What you should do
All of the data should be output character for character, except the pictures.

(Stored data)
● ● ● ● ● ● ●

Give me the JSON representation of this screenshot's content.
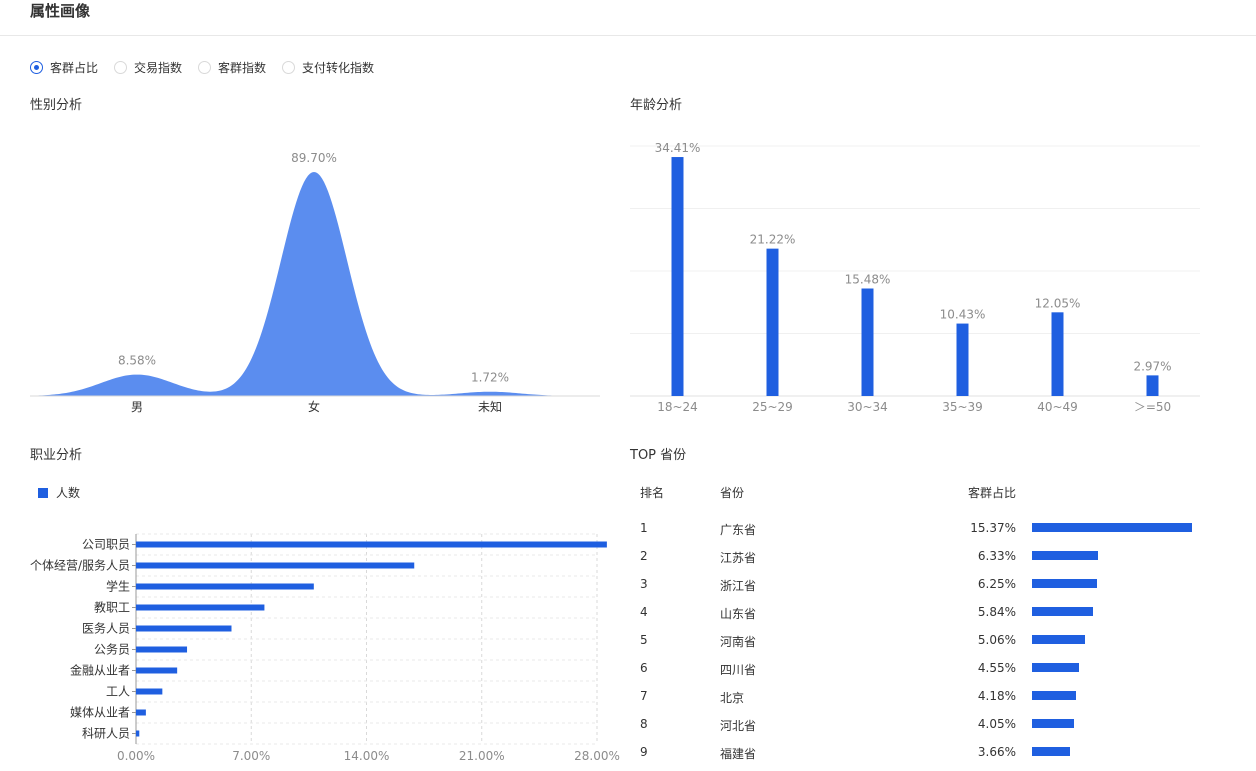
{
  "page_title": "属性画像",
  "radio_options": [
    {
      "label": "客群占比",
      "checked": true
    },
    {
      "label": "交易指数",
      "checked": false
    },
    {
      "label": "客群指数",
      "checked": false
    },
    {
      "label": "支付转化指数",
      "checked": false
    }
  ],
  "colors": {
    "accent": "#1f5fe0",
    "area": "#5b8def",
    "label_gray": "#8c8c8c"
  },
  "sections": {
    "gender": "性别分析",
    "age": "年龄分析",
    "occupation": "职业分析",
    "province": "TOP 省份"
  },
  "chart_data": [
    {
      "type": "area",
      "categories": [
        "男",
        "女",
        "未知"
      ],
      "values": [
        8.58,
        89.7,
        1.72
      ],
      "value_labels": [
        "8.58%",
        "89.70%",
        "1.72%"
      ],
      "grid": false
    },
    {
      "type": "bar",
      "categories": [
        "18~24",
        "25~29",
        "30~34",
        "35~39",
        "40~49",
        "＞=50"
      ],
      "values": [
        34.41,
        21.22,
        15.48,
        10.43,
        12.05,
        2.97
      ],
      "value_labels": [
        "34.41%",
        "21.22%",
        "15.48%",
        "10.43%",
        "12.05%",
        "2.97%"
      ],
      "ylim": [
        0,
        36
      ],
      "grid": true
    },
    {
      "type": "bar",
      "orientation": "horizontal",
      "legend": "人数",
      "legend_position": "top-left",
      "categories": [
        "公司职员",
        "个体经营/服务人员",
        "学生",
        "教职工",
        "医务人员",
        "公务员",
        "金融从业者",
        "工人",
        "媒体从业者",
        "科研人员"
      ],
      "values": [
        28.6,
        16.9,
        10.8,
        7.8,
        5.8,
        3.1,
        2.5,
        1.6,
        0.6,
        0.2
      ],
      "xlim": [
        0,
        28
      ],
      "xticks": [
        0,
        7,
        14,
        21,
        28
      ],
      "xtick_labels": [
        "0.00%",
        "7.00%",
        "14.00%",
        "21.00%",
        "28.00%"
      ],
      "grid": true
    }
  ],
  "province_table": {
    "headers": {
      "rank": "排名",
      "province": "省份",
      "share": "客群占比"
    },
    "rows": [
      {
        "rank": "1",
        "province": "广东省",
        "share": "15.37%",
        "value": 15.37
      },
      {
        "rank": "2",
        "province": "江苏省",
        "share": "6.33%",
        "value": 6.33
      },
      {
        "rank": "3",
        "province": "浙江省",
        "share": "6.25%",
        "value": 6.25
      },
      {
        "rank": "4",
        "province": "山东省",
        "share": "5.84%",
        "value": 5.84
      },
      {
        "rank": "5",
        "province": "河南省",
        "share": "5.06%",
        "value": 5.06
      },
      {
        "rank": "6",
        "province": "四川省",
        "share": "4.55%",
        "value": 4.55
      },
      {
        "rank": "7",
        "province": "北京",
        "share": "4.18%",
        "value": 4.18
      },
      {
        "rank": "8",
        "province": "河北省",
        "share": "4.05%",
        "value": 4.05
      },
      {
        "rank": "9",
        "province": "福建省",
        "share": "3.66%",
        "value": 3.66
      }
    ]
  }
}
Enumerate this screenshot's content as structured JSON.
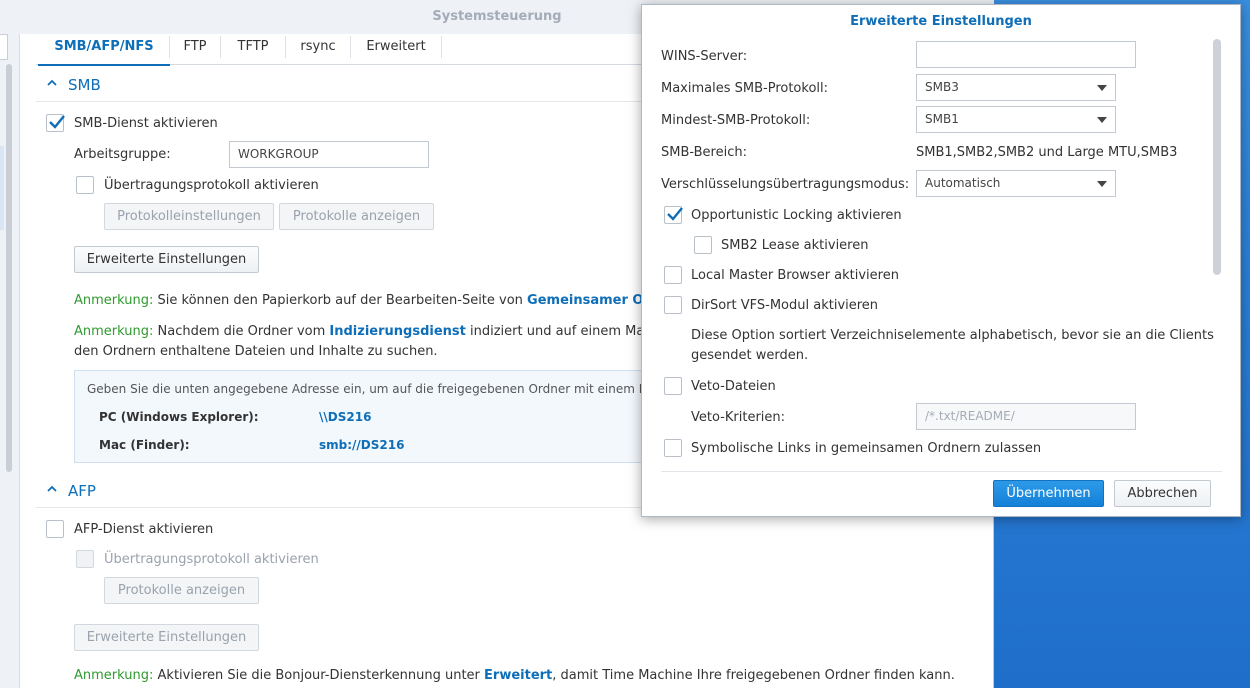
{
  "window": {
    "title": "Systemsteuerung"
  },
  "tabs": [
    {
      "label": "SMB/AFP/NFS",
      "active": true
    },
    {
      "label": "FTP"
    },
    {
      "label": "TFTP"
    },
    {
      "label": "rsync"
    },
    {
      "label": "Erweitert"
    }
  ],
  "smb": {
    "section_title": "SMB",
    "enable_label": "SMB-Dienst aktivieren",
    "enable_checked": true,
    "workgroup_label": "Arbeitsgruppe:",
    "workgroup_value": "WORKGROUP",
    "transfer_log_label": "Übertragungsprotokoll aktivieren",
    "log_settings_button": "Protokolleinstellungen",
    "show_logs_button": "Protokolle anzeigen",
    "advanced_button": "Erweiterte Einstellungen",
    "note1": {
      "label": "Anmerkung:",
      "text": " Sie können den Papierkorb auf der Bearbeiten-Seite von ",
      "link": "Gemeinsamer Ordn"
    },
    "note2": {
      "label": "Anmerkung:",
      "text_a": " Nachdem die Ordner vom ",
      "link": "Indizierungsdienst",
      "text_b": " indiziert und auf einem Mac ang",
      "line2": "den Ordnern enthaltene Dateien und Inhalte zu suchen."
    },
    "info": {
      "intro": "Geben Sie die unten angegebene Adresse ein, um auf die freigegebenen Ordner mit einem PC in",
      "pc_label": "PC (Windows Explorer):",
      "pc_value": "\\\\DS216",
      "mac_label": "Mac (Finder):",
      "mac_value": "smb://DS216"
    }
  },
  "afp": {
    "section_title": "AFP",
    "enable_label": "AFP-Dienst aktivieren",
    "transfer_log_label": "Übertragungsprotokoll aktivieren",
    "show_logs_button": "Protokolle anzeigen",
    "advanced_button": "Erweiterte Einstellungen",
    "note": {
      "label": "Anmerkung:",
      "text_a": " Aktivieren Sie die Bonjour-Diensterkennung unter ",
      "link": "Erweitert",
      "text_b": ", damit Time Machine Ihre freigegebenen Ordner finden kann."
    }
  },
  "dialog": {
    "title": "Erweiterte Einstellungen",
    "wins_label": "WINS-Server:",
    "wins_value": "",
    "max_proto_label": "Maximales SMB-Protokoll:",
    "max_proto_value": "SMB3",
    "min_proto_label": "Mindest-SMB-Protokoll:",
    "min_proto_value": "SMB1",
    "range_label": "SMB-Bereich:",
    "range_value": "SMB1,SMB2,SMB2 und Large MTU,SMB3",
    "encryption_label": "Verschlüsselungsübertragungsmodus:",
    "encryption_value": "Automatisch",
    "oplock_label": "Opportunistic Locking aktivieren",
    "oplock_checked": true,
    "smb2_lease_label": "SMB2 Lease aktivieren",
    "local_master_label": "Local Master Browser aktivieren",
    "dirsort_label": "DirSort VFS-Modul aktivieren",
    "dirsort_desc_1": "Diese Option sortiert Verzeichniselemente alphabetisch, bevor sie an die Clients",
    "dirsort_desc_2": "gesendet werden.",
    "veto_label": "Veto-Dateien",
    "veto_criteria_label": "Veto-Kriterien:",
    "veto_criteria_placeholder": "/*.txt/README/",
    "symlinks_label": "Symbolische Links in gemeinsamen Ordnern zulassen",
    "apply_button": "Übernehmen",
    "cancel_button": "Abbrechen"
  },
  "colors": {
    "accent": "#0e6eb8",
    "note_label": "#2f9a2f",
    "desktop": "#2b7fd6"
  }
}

● ● ● ● ● ● ●

Result
Give me the JSON representation of this screenshot's content.
{
  "page_title": "属性画像",
  "radio_options": [
    {
      "label": "客群占比",
      "checked": true
    },
    {
      "label": "交易指数",
      "checked": false
    },
    {
      "label": "客群指数",
      "checked": false
    },
    {
      "label": "支付转化指数",
      "checked": false
    }
  ],
  "colors": {
    "accent": "#1f5fe0",
    "area": "#5b8def",
    "label_gray": "#8c8c8c"
  },
  "sections": {
    "gender": "性别分析",
    "age": "年龄分析",
    "occupation": "职业分析",
    "province": "TOP 省份"
  },
  "chart_data": [
    {
      "type": "area",
      "categories": [
        "男",
        "女",
        "未知"
      ],
      "values": [
        8.58,
        89.7,
        1.72
      ],
      "value_labels": [
        "8.58%",
        "89.70%",
        "1.72%"
      ],
      "grid": false
    },
    {
      "type": "bar",
      "categories": [
        "18~24",
        "25~29",
        "30~34",
        "35~39",
        "40~49",
        "＞=50"
      ],
      "values": [
        34.41,
        21.22,
        15.48,
        10.43,
        12.05,
        2.97
      ],
      "value_labels": [
        "34.41%",
        "21.22%",
        "15.48%",
        "10.43%",
        "12.05%",
        "2.97%"
      ],
      "ylim": [
        0,
        36
      ],
      "grid": true
    },
    {
      "type": "bar",
      "orientation": "horizontal",
      "legend": "人数",
      "legend_position": "top-left",
      "categories": [
        "公司职员",
        "个体经营/服务人员",
        "学生",
        "教职工",
        "医务人员",
        "公务员",
        "金融从业者",
        "工人",
        "媒体从业者",
        "科研人员"
      ],
      "values": [
        28.6,
        16.9,
        10.8,
        7.8,
        5.8,
        3.1,
        2.5,
        1.6,
        0.6,
        0.2
      ],
      "xlim": [
        0,
        28
      ],
      "xticks": [
        0,
        7,
        14,
        21,
        28
      ],
      "xtick_labels": [
        "0.00%",
        "7.00%",
        "14.00%",
        "21.00%",
        "28.00%"
      ],
      "grid": true
    }
  ],
  "province_table": {
    "headers": {
      "rank": "排名",
      "province": "省份",
      "share": "客群占比"
    },
    "rows": [
      {
        "rank": "1",
        "province": "广东省",
        "share": "15.37%",
        "value": 15.37
      },
      {
        "rank": "2",
        "province": "江苏省",
        "share": "6.33%",
        "value": 6.33
      },
      {
        "rank": "3",
        "province": "浙江省",
        "share": "6.25%",
        "value": 6.25
      },
      {
        "rank": "4",
        "province": "山东省",
        "share": "5.84%",
        "value": 5.84
      },
      {
        "rank": "5",
        "province": "河南省",
        "share": "5.06%",
        "value": 5.06
      },
      {
        "rank": "6",
        "province": "四川省",
        "share": "4.55%",
        "value": 4.55
      },
      {
        "rank": "7",
        "province": "北京",
        "share": "4.18%",
        "value": 4.18
      },
      {
        "rank": "8",
        "province": "河北省",
        "share": "4.05%",
        "value": 4.05
      },
      {
        "rank": "9",
        "province": "福建省",
        "share": "3.66%",
        "value": 3.66
      }
    ]
  }
}
Enumerate this screenshot's content as structured JSON.
{
  "window": {
    "title": "Systemsteuerung"
  },
  "tabs": [
    {
      "label": "SMB/AFP/NFS",
      "active": true
    },
    {
      "label": "FTP"
    },
    {
      "label": "TFTP"
    },
    {
      "label": "rsync"
    },
    {
      "label": "Erweitert"
    }
  ],
  "smb": {
    "section_title": "SMB",
    "enable_label": "SMB-Dienst aktivieren",
    "enable_checked": true,
    "workgroup_label": "Arbeitsgruppe:",
    "workgroup_value": "WORKGROUP",
    "transfer_log_label": "Übertragungsprotokoll aktivieren",
    "log_settings_button": "Protokolleinstellungen",
    "show_logs_button": "Protokolle anzeigen",
    "advanced_button": "Erweiterte Einstellungen",
    "note1": {
      "label": "Anmerkung:",
      "text": " Sie können den Papierkorb auf der Bearbeiten-Seite von ",
      "link": "Gemeinsamer Ordn"
    },
    "note2": {
      "label": "Anmerkung:",
      "text_a": " Nachdem die Ordner vom ",
      "link": "Indizierungsdienst",
      "text_b": " indiziert und auf einem Mac ang",
      "line2": "den Ordnern enthaltene Dateien und Inhalte zu suchen."
    },
    "info": {
      "intro": "Geben Sie die unten angegebene Adresse ein, um auf die freigegebenen Ordner mit einem PC in",
      "pc_label": "PC (Windows Explorer):",
      "pc_value": "\\\\DS216",
      "mac_label": "Mac (Finder):",
      "mac_value": "smb://DS216"
    }
  },
  "afp": {
    "section_title": "AFP",
    "enable_label": "AFP-Dienst aktivieren",
    "transfer_log_label": "Übertragungsprotokoll aktivieren",
    "show_logs_button": "Protokolle anzeigen",
    "advanced_button": "Erweiterte Einstellungen",
    "note": {
      "label": "Anmerkung:",
      "text_a": " Aktivieren Sie die Bonjour-Diensterkennung unter ",
      "link": "Erweitert",
      "text_b": ", damit Time Machine Ihre freigegebenen Ordner finden kann."
    }
  },
  "dialog": {
    "title": "Erweiterte Einstellungen",
    "wins_label": "WINS-Server:",
    "wins_value": "",
    "max_proto_label": "Maximales SMB-Protokoll:",
    "max_proto_value": "SMB3",
    "min_proto_label": "Mindest-SMB-Protokoll:",
    "min_proto_value": "SMB1",
    "range_label": "SMB-Bereich:",
    "range_value": "SMB1,SMB2,SMB2 und Large MTU,SMB3",
    "encryption_label": "Verschlüsselungsübertragungsmodus:",
    "encryption_value": "Automatisch",
    "oplock_label": "Opportunistic Locking aktivieren",
    "oplock_checked": true,
    "smb2_lease_label": "SMB2 Lease aktivieren",
    "local_master_label": "Local Master Browser aktivieren",
    "dirsort_label": "DirSort VFS-Modul aktivieren",
    "dirsort_desc_1": "Diese Option sortiert Verzeichniselemente alphabetisch, bevor sie an die Clients",
    "dirsort_desc_2": "gesendet werden.",
    "veto_label": "Veto-Dateien",
    "veto_criteria_label": "Veto-Kriterien:",
    "veto_criteria_placeholder": "/*.txt/README/",
    "symlinks_label": "Symbolische Links in gemeinsamen Ordnern zulassen",
    "apply_button": "Übernehmen",
    "cancel_button": "Abbrechen"
  },
  "colors": {
    "accent": "#0e6eb8",
    "note_label": "#2f9a2f",
    "desktop": "#2b7fd6"
  }
}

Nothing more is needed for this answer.